■ DATA ROWS ■
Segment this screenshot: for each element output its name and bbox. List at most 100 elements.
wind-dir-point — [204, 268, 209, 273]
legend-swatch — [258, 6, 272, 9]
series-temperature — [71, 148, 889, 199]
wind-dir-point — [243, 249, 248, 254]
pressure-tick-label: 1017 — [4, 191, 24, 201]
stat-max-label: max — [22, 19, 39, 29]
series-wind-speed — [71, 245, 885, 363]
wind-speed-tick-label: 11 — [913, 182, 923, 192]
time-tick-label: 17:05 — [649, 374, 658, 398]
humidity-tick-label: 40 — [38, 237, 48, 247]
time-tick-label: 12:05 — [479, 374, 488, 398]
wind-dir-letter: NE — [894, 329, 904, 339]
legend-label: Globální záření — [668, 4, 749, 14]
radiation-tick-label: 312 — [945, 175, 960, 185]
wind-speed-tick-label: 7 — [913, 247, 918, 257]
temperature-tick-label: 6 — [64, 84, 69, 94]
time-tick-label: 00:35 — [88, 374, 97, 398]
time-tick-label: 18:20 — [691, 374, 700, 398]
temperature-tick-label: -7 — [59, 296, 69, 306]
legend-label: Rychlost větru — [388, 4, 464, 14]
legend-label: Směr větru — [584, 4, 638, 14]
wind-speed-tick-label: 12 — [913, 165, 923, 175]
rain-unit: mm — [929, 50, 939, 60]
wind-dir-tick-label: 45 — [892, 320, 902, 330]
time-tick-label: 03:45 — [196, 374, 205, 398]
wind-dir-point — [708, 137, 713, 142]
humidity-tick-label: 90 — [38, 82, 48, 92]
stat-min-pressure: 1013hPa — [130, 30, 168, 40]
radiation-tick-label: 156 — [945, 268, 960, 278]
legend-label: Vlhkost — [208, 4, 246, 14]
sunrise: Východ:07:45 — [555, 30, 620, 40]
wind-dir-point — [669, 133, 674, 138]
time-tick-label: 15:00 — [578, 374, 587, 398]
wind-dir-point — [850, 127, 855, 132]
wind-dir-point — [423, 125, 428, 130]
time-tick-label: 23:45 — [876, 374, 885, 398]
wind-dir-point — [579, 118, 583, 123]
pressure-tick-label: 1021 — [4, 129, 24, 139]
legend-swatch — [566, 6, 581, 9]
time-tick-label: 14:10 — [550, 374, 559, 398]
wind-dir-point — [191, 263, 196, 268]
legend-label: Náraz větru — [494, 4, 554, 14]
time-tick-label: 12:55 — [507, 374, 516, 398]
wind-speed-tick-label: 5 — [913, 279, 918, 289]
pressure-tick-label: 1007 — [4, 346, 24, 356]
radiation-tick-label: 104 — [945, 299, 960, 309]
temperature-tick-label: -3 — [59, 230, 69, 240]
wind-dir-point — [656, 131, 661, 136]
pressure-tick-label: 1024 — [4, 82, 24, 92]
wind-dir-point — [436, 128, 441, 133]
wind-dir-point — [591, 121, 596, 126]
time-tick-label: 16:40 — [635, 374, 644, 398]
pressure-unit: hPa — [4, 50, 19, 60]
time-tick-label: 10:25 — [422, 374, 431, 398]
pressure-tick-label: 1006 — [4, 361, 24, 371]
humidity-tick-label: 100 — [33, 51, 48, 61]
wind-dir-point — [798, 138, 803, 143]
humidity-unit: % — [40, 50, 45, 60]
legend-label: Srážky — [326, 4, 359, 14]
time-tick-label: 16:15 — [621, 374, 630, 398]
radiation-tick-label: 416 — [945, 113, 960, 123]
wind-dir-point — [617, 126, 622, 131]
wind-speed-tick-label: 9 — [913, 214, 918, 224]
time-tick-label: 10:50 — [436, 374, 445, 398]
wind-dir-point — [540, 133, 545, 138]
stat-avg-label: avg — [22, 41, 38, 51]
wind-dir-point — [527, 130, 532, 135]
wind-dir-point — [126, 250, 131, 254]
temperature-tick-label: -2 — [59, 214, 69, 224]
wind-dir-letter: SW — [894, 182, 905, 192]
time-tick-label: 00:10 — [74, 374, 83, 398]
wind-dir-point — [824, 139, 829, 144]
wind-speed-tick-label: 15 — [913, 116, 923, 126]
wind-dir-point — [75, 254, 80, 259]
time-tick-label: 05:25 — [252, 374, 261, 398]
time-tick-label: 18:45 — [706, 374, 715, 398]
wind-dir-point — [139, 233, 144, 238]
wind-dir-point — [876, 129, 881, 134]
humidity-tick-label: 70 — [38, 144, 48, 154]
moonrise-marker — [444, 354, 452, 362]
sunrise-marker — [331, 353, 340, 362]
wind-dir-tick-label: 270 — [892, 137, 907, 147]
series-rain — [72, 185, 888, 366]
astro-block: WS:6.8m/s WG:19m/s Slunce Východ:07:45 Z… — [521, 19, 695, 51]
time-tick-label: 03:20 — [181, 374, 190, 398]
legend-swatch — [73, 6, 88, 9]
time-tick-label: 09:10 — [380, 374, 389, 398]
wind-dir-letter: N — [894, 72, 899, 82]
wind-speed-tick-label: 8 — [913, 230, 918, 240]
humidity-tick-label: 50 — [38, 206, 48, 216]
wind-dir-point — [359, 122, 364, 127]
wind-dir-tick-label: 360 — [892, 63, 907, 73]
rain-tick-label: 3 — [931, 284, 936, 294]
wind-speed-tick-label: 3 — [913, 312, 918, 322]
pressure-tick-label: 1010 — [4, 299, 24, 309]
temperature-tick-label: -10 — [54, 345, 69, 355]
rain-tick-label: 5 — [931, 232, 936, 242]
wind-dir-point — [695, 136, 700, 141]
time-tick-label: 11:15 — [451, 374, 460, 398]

■ THE PROBLEM ■
Reproduce every item above verbatim, preserving each line in its original order.

■ EXERCISE RESULT ■
Segment this screenshot: for each element output its name and bbox. List at most 100 elements.
wind-dir-point — [204, 268, 209, 273]
legend-swatch — [258, 6, 272, 9]
series-temperature — [71, 148, 889, 199]
wind-dir-point — [243, 249, 248, 254]
pressure-tick-label: 1017 — [4, 191, 24, 201]
stat-max-label: max — [22, 19, 39, 29]
series-wind-speed — [71, 245, 885, 363]
wind-speed-tick-label: 11 — [913, 182, 923, 192]
time-tick-label: 17:05 — [649, 374, 658, 398]
humidity-tick-label: 40 — [38, 237, 48, 247]
time-tick-label: 12:05 — [479, 374, 488, 398]
wind-dir-letter: NE — [894, 329, 904, 339]
legend-label: Globální záření — [668, 4, 749, 14]
radiation-tick-label: 312 — [945, 175, 960, 185]
wind-speed-tick-label: 7 — [913, 247, 918, 257]
temperature-tick-label: 6 — [64, 84, 69, 94]
time-tick-label: 00:35 — [88, 374, 97, 398]
time-tick-label: 18:20 — [691, 374, 700, 398]
temperature-tick-label: -7 — [59, 296, 69, 306]
legend-label: Rychlost větru — [388, 4, 464, 14]
legend-label: Směr větru — [584, 4, 638, 14]
wind-speed-tick-label: 12 — [913, 165, 923, 175]
rain-unit: mm — [929, 50, 939, 60]
wind-dir-tick-label: 45 — [892, 320, 902, 330]
time-tick-label: 03:45 — [196, 374, 205, 398]
wind-dir-point — [708, 137, 713, 142]
humidity-tick-label: 90 — [38, 82, 48, 92]
stat-min-pressure: 1013hPa — [130, 30, 168, 40]
radiation-tick-label: 156 — [945, 268, 960, 278]
legend-label: Vlhkost — [208, 4, 246, 14]
sunrise: Východ:07:45 — [555, 30, 620, 40]
wind-dir-point — [669, 133, 674, 138]
time-tick-label: 15:00 — [578, 374, 587, 398]
wind-dir-point — [850, 127, 855, 132]
wind-dir-point — [423, 125, 428, 130]
time-tick-label: 23:45 — [876, 374, 885, 398]
wind-dir-point — [579, 118, 583, 123]
pressure-tick-label: 1021 — [4, 129, 24, 139]
legend-swatch — [566, 6, 581, 9]
time-tick-label: 14:10 — [550, 374, 559, 398]
wind-dir-point — [191, 263, 196, 268]
legend-label: Náraz větru — [494, 4, 554, 14]
time-tick-label: 12:55 — [507, 374, 516, 398]
wind-speed-tick-label: 5 — [913, 279, 918, 289]
pressure-tick-label: 1007 — [4, 346, 24, 356]
radiation-tick-label: 104 — [945, 299, 960, 309]
temperature-tick-label: -3 — [59, 230, 69, 240]
wind-dir-point — [656, 131, 661, 136]
pressure-tick-label: 1024 — [4, 82, 24, 92]
wind-dir-point — [436, 128, 441, 133]
wind-dir-point — [591, 121, 596, 126]
time-tick-label: 16:40 — [635, 374, 644, 398]
pressure-unit: hPa — [4, 50, 19, 60]
time-tick-label: 10:25 — [422, 374, 431, 398]
pressure-tick-label: 1006 — [4, 361, 24, 371]
humidity-tick-label: 100 — [33, 51, 48, 61]
wind-dir-point — [798, 138, 803, 143]
humidity-unit: % — [40, 50, 45, 60]
legend-label: Srážky — [326, 4, 359, 14]
time-tick-label: 16:15 — [621, 374, 630, 398]
radiation-tick-label: 416 — [945, 113, 960, 123]
wind-dir-point — [617, 126, 622, 131]
wind-speed-tick-label: 9 — [913, 214, 918, 224]
time-tick-label: 10:50 — [436, 374, 445, 398]
wind-dir-point — [540, 133, 545, 138]
stat-avg-label: avg — [22, 41, 38, 51]
wind-dir-point — [527, 130, 532, 135]
wind-dir-point — [126, 250, 131, 254]
temperature-tick-label: -2 — [59, 214, 69, 224]
wind-dir-letter: SW — [894, 182, 905, 192]
time-tick-label: 00:10 — [74, 374, 83, 398]
wind-dir-point — [824, 139, 829, 144]
wind-speed-tick-label: 15 — [913, 116, 923, 126]
wind-dir-point — [75, 254, 80, 259]
time-tick-label: 05:25 — [252, 374, 261, 398]
time-tick-label: 18:45 — [706, 374, 715, 398]
wind-dir-point — [139, 233, 144, 238]
wind-dir-point — [876, 129, 881, 134]
humidity-tick-label: 70 — [38, 144, 48, 154]
moonrise-marker — [444, 354, 452, 362]
sunrise-marker — [331, 353, 340, 362]
wind-dir-tick-label: 270 — [892, 137, 907, 147]
series-rain — [72, 185, 888, 366]
astro-block: WS:6.8m/s WG:19m/s Slunce Východ:07:45 Z… — [521, 19, 695, 51]
time-tick-label: 03:20 — [181, 374, 190, 398]
legend-swatch — [73, 6, 88, 9]
time-tick-label: 09:10 — [380, 374, 389, 398]
wind-dir-letter: N — [894, 72, 899, 82]
wind-speed-tick-label: 8 — [913, 230, 918, 240]
humidity-tick-label: 50 — [38, 206, 48, 216]
wind-dir-point — [359, 122, 364, 127]
wind-dir-tick-label: 360 — [892, 63, 907, 73]
rain-tick-label: 3 — [931, 284, 936, 294]
wind-speed-tick-label: 3 — [913, 312, 918, 322]
pressure-tick-label: 1010 — [4, 299, 24, 309]
temperature-tick-label: -10 — [54, 345, 69, 355]
rain-tick-label: 5 — [931, 232, 936, 242]
wind-dir-point — [695, 136, 700, 141]
time-tick-label: 11:15 — [451, 374, 460, 398]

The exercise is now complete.